━━━━━ RECORDS FOR PROCESSING

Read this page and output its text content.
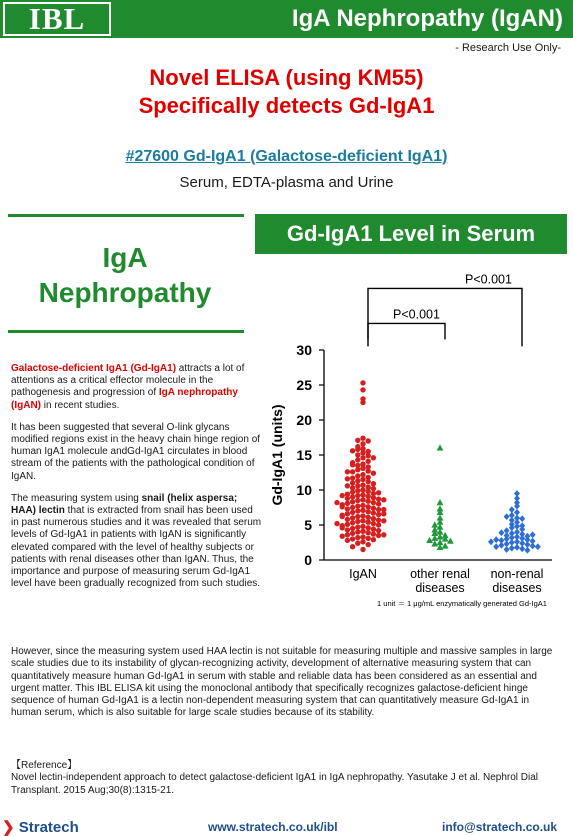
IBL	IgA Nephropathy (IgAN)
- Research Use Only-
Novel ELISA (using KM55)
Specifically detects Gd-IgA1
#27600 Gd-IgA1 (Galactose-deficient IgA1)
Serum, EDTA-plasma and Urine
IgA
Nephropathy
Gd-IgA1 Level in Serum

Galactose-deficient IgA1 (Gd-IgA1) attracts a lot of attentions as a critical effector molecule in the pathogenesis and progression of IgA nephropathy (IgAN) in recent studies.

It has been suggested that several O-link glycans modified regions exist in the heavy chain hinge region of human IgA1 molecule andGd-IgA1 circulates in blood stream of the patients with the pathological condition of IgAN.

The measuring system using snail (helix aspersa; HAA) lectin that is extracted from snail has been used in past numerous studies and it was revealed that serum levels of Gd-IgA1 in patients with IgAN is significantly elevated compared with the level of healthy subjects or patients with renal diseases other than IgAN. Thus, the importance and purpose of measuring serum Gd-IgA1 level have been gradually recognized from such studies.

0
5
10
15
20
25
30
Gd-IgA1 (units)
IgAN	other renal
diseases
non-renal
diseases
P<0.001
P<0.001
1 unit ＝ 1 μg/mL enzymatically generated Gd-IgA1
However, since the measuring system used HAA lectin is not suitable for measuring multiple and massive samples in large scale studies due to its instability of glycan-recognizing activity, development of alternative measuring system that can quantitatively measure human Gd-IgA1 in serum with stable and reliable data has been considered as an essential and urgent matter. This IBL ELISA kit using the monoclonal antibody that specifically recognizes galactose-deficient hinge sequence of human Gd-IgA1 is a lectin non-dependent measuring system that can quantitatively measure Gd-IgA1 in human serum, which is also suitable for large scale studies because of its stability.
【Reference】
Novel lectin-independent approach to detect galactose-deficient IgA1 in IgA nephropathy. Yasutake J et al. Nephrol Dial Transplant. 2015 Aug;30(8):1315-21.
❯ Stratech	www.stratech.co.uk/ibl	info@stratech.co.uk
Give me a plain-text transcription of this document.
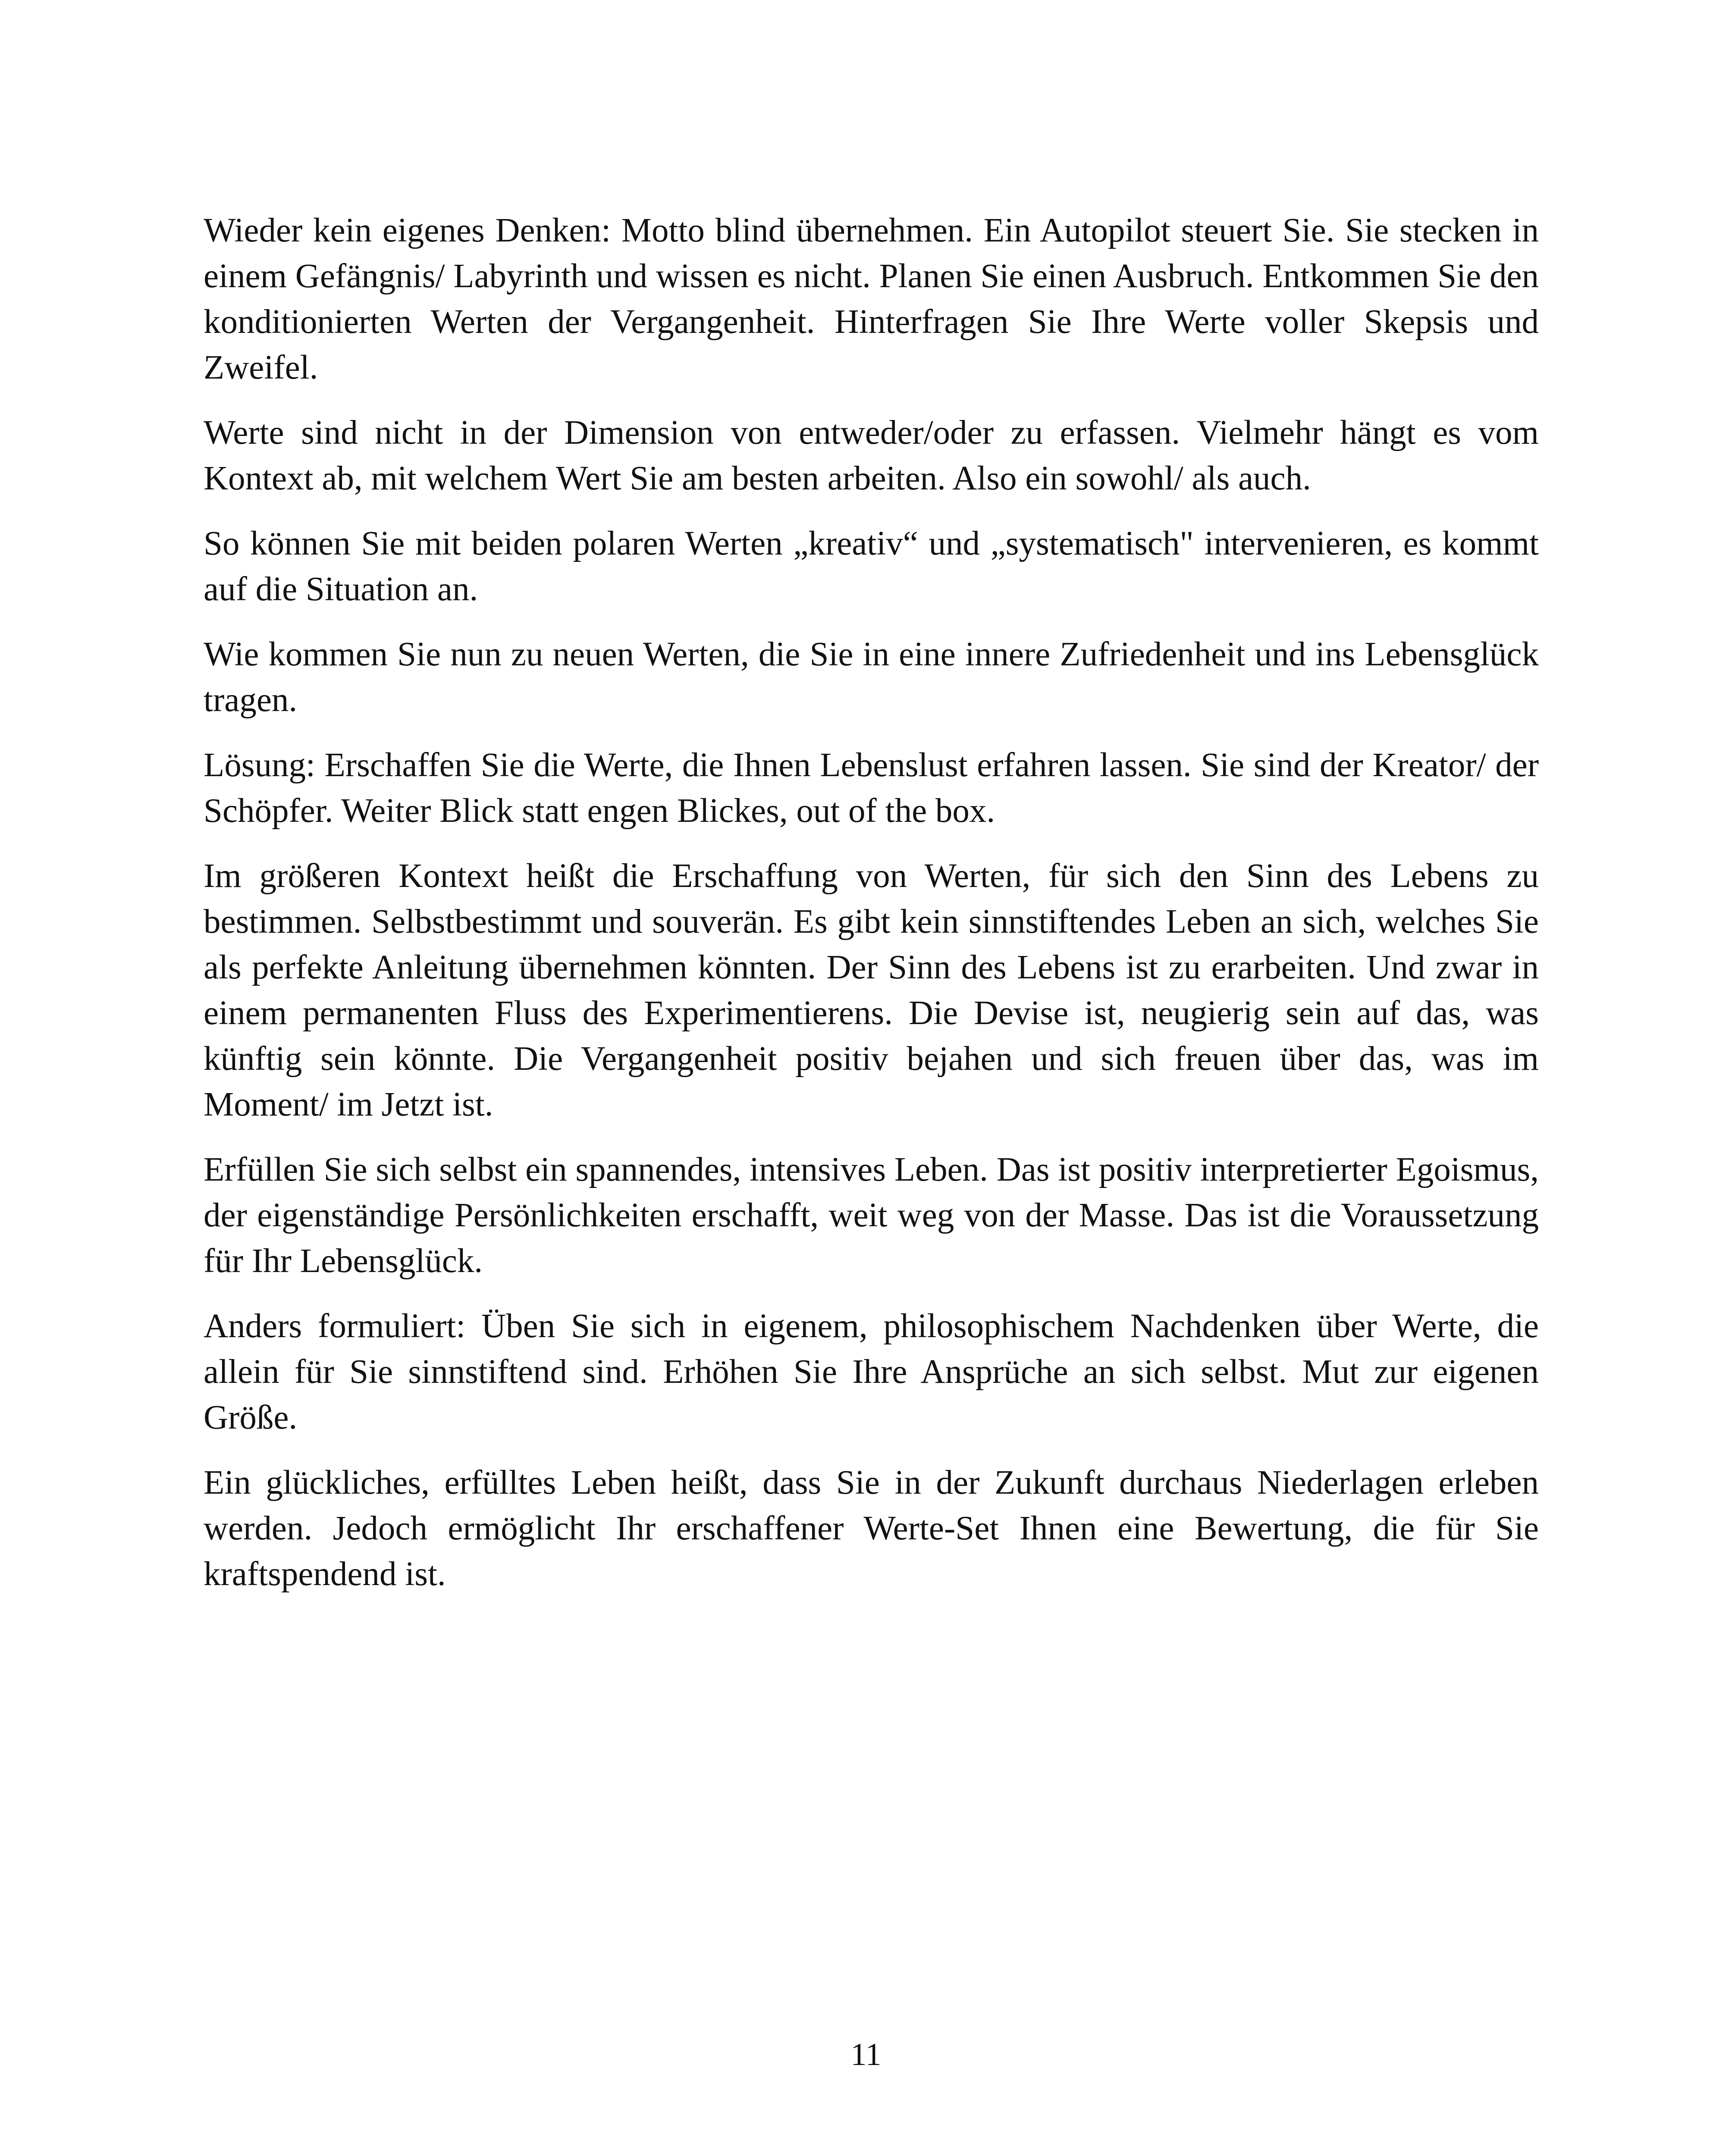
Wieder kein eigenes Denken: Motto blind übernehmen. Ein Autopilot steuert Sie. Sie stecken in einem Gefängnis/ Labyrinth und wissen es nicht. Planen Sie einen Ausbruch. Entkommen Sie den konditionierten Werten der Vergangenheit. Hinterfragen Sie Ihre Werte voller Skepsis und Zweifel.

Werte sind nicht in der Dimension von entweder/oder zu erfassen. Vielmehr hängt es vom Kontext ab, mit welchem Wert Sie am besten arbeiten. Also ein sowohl/ als auch.

So können Sie mit beiden polaren Werten „kreativ“ und „systematisch" intervenieren, es kommt auf die Situation an.

Wie kommen Sie nun zu neuen Werten, die Sie in eine innere Zufriedenheit und ins Lebensglück tragen.

Lösung: Erschaffen Sie die Werte, die Ihnen Lebenslust erfahren lassen. Sie sind der Kreator/ der Schöpfer. Weiter Blick statt engen Blickes, out of the box.

Im größeren Kontext heißt die Erschaffung von Werten, für sich den Sinn des Lebens zu bestimmen. Selbstbestimmt und souverän. Es gibt kein sinnstiftendes Leben an sich, welches Sie als perfekte Anleitung übernehmen könnten. Der Sinn des Lebens ist zu erarbeiten. Und zwar in einem permanenten Fluss des Experimentierens. Die Devise ist, neugierig sein auf das, was künftig sein könnte. Die Vergangenheit positiv bejahen und sich freuen über das, was im Moment/ im Jetzt ist.

Erfüllen Sie sich selbst ein spannendes, intensives Leben. Das ist positiv interpretierter Egoismus, der eigenständige Persönlichkeiten erschafft, weit weg von der Masse. Das ist die Voraussetzung für Ihr Lebensglück.

Anders formuliert: Üben Sie sich in eigenem, philosophischem Nachdenken über Werte, die allein für Sie sinnstiftend sind. Erhöhen Sie Ihre Ansprüche an sich selbst. Mut zur eigenen Größe.

Ein glückliches, erfülltes Leben heißt, dass Sie in der Zukunft durchaus Niederlagen erleben werden. Jedoch ermöglicht Ihr erschaffener Werte-Set Ihnen eine Bewertung, die für Sie kraftspendend ist.

11
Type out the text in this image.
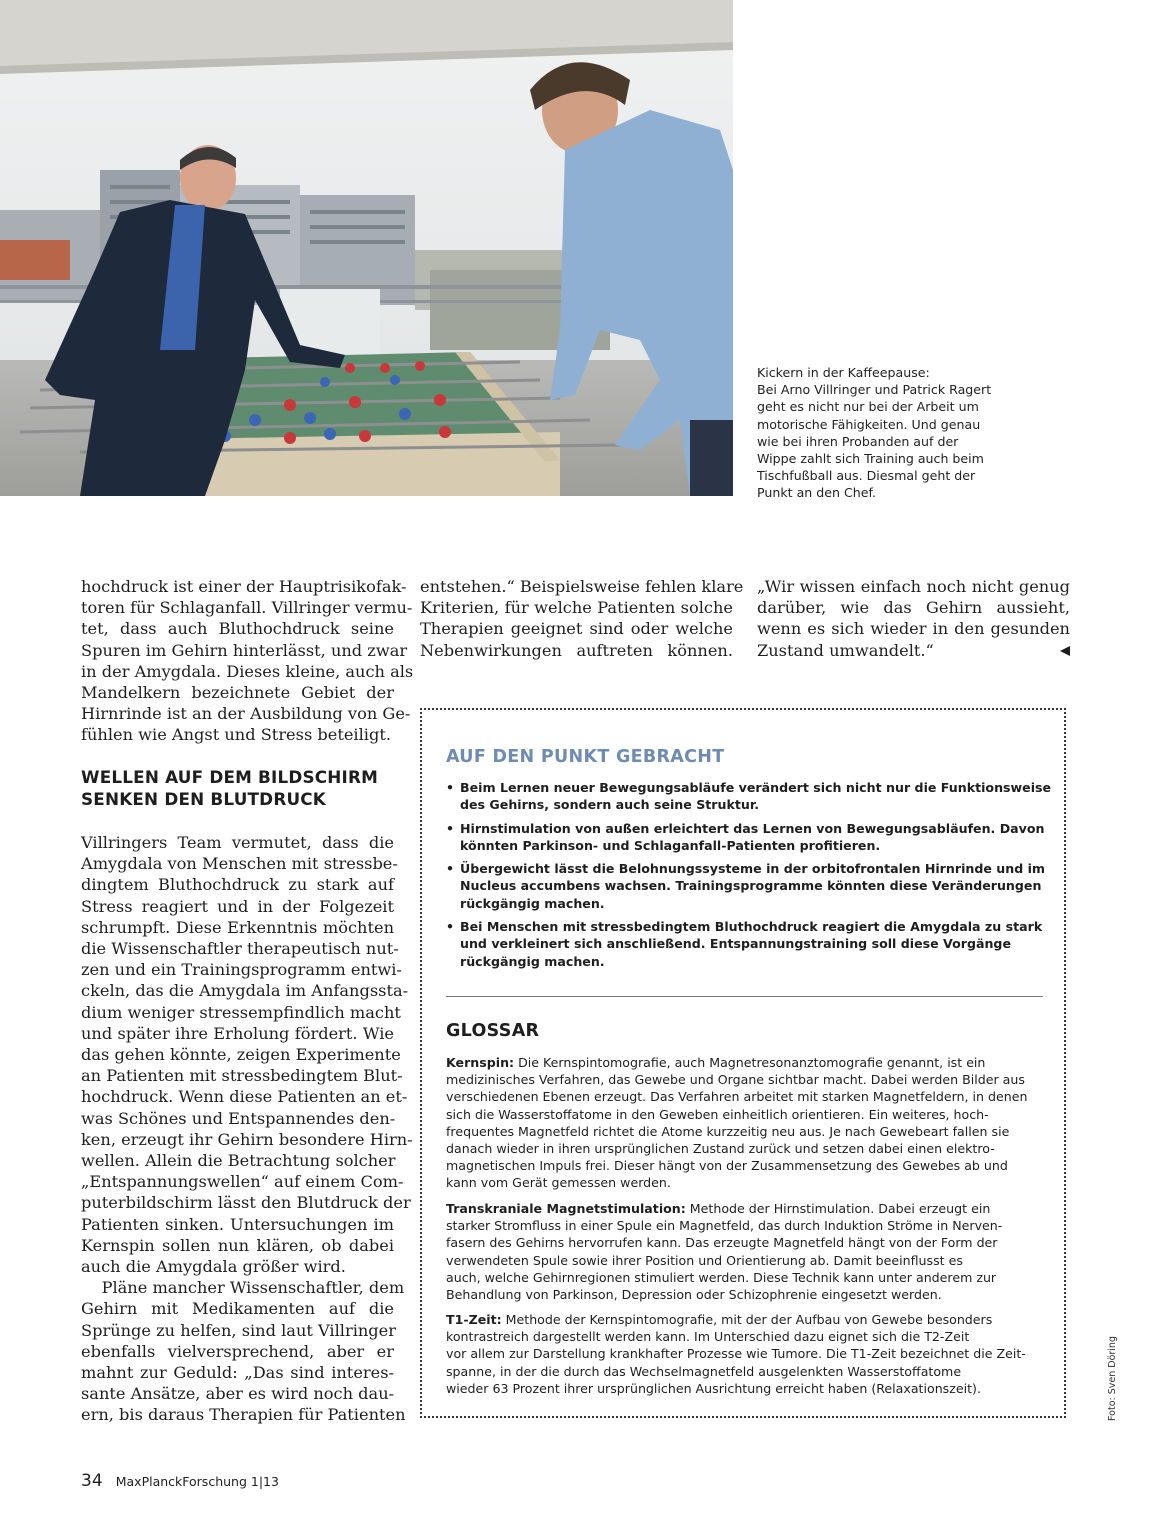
Kickern in der Kaffeepause:
Bei Arno Villringer und Patrick Ragert
geht es nicht nur bei der Arbeit um
motorische Fähigkeiten. Und genau
wie bei ihren Probanden auf der
Wippe zahlt sich Training auch beim
Tischfußball aus. Diesmal geht der
Punkt an den Chef.

hochdruck ist einer der Hauptrisikofak-
toren für Schlaganfall. Villringer vermu-
tet, dass auch Bluthochdruck seine
Spuren im Gehirn hinterlässt, und zwar
in der Amygdala. Dieses kleine, auch als
Mandelkern bezeichnete Gebiet der
Hirnrinde ist an der Ausbildung von Ge-
fühlen wie Angst und Stress beteiligt.

WELLEN AUF DEM BILDSCHIRM
SENKEN DEN BLUTDRUCK

Villringers Team vermutet, dass die
Amygdala von Menschen mit stressbe-
dingtem Bluthochdruck zu stark auf
Stress reagiert und in der Folgezeit
schrumpft. Diese Erkenntnis möchten
die Wissenschaftler therapeutisch nut-
zen und ein Trainingsprogramm entwi-
ckeln, das die Amygdala im Anfangssta-
dium weniger stressempfindlich macht
und später ihre Erholung fördert. Wie
das gehen könnte, zeigen Experimente
an Patienten mit stressbedingtem Blut-
hochdruck. Wenn diese Patienten an et-
was Schönes und Entspannendes den-
ken, erzeugt ihr Gehirn besondere Hirn-
wellen. Allein die Betrachtung solcher
„Entspannungswellen“ auf einem Com-
puterbildschirm lässt den Blutdruck der
Patienten sinken. Untersuchungen im
Kernspin sollen nun klären, ob dabei
auch die Amygdala größer wird.
Pläne mancher Wissenschaftler, dem
Gehirn mit Medikamenten auf die
Sprünge zu helfen, sind laut Villringer
ebenfalls vielversprechend, aber er
mahnt zur Geduld: „Das sind interes-
sante Ansätze, aber es wird noch dau-
ern, bis daraus Therapien für Patienten

entstehen.“ Beispielsweise fehlen klare
Kriterien, für welche Patienten solche
Therapien geeignet sind oder welche
Nebenwirkungen auftreten können.

„Wir wissen einfach noch nicht genug
darüber, wie das Gehirn aussieht,
wenn es sich wieder in den gesunden
Zustand umwandelt.“

AUF DEN PUNKT GEBRACHT
• Beim Lernen neuer Bewegungsabläufe verändert sich nicht nur die Funktionsweise
des Gehirns, sondern auch seine Struktur.
• Hirnstimulation von außen erleichtert das Lernen von Bewegungsabläufen. Davon
könnten Parkinson- und Schlaganfall-Patienten profitieren.
• Übergewicht lässt die Belohnungssysteme in der orbitofrontalen Hirnrinde und im
Nucleus accumbens wachsen. Trainingsprogramme könnten diese Veränderungen
rückgängig machen.
• Bei Menschen mit stressbedingtem Bluthochdruck reagiert die Amygdala zu stark
und verkleinert sich anschließend. Entspannungstraining soll diese Vorgänge
rückgängig machen.
GLOSSAR

Kernspin: Die Kernspintomografie, auch Magnetresonanztomografie genannt, ist ein
medizinisches Verfahren, das Gewebe und Organe sichtbar macht. Dabei werden Bilder aus
verschiedenen Ebenen erzeugt. Das Verfahren arbeitet mit starken Magnetfeldern, in denen
sich die Wasserstoffatome in den Geweben einheitlich orientieren. Ein weiteres, hoch-
frequentes Magnetfeld richtet die Atome kurzzeitig neu aus. Je nach Gewebeart fallen sie
danach wieder in ihren ursprünglichen Zustand zurück und setzen dabei einen elektro-
magnetischen Impuls frei. Dieser hängt von der Zusammensetzung des Gewebes ab und
kann vom Gerät gemessen werden.

Transkraniale Magnetstimulation: Methode der Hirnstimulation. Dabei erzeugt ein
starker Stromfluss in einer Spule ein Magnetfeld, das durch Induktion Ströme in Nerven-
fasern des Gehirns hervorrufen kann. Das erzeugte Magnetfeld hängt von der Form der
verwendeten Spule sowie ihrer Position und Orientierung ab. Damit beeinflusst es
auch, welche Gehirnregionen stimuliert werden. Diese Technik kann unter anderem zur
Behandlung von Parkinson, Depression oder Schizophrenie eingesetzt werden.

T1-Zeit: Methode der Kernspintomografie, mit der der Aufbau von Gewebe besonders
kontrastreich dargestellt werden kann. Im Unterschied dazu eignet sich die T2-Zeit
vor allem zur Darstellung krankhafter Prozesse wie Tumore. Die T1-Zeit bezeichnet die Zeit-
spanne, in der die durch das Wechselmagnetfeld ausgelenkten Wasserstoffatome
wieder 63 Prozent ihrer ursprünglichen Ausrichtung erreicht haben (Relaxationszeit).	Foto: Sven Döring

34 MaxPlanckForschung 1|13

━━━━━━━━━━

*ASSIGNMENT*. Where does the string "Bluthochdruck" occur in the listing above? Return every line that contains it.

*SOLUTION TO THE PROBLEM*.
tet, dass auch Bluthochdruck seine
dingtem Bluthochdruck zu stark auf
• Bei Menschen mit stressbedingtem Bluthochdruck reagiert die Amygdala zu stark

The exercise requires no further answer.